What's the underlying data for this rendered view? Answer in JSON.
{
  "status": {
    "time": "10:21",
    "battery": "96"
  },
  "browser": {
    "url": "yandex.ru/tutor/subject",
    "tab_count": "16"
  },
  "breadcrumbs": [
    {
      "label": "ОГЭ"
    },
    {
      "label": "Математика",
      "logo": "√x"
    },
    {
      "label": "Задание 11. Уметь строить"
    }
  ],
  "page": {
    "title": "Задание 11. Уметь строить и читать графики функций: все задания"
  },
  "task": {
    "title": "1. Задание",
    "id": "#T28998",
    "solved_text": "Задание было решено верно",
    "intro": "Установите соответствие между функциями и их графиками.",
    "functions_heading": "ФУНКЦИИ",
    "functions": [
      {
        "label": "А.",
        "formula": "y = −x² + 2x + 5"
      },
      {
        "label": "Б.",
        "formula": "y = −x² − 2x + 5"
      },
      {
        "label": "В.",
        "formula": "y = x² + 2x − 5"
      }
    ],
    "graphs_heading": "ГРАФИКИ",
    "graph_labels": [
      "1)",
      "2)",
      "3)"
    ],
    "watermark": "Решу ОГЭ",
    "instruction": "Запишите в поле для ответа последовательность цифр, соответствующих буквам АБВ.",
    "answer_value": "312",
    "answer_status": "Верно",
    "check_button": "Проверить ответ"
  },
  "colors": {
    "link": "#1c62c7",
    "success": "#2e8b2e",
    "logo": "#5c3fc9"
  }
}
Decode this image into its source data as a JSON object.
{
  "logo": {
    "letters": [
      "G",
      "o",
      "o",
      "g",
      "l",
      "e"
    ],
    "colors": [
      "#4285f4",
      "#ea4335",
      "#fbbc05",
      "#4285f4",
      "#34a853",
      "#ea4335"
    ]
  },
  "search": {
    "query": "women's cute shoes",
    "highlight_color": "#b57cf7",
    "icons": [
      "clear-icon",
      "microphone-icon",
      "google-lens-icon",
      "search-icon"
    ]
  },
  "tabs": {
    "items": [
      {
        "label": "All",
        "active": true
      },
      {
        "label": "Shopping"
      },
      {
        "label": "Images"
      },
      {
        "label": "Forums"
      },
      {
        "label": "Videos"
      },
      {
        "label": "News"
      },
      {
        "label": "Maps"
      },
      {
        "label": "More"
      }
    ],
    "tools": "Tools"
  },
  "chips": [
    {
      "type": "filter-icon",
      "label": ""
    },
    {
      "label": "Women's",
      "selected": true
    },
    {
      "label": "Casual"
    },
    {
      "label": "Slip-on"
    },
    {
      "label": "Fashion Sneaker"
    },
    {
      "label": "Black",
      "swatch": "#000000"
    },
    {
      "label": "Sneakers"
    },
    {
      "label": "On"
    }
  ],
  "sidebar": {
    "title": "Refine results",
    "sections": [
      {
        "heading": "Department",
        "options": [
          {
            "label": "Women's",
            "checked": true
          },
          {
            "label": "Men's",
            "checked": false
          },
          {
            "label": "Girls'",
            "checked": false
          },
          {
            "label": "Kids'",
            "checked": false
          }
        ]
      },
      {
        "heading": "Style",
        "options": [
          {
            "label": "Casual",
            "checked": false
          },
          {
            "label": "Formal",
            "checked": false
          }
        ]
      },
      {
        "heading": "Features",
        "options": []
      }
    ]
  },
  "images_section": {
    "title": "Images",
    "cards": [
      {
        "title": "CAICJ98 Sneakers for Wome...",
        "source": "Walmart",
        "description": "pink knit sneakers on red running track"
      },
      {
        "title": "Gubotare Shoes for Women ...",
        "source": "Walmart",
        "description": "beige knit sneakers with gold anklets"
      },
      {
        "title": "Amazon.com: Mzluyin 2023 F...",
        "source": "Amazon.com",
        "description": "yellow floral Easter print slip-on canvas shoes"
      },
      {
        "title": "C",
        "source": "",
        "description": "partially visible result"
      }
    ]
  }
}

**Challenge**.
Only the count is wanted: report how many lines of the material above hold the word "Задание".

**Finished task**.
4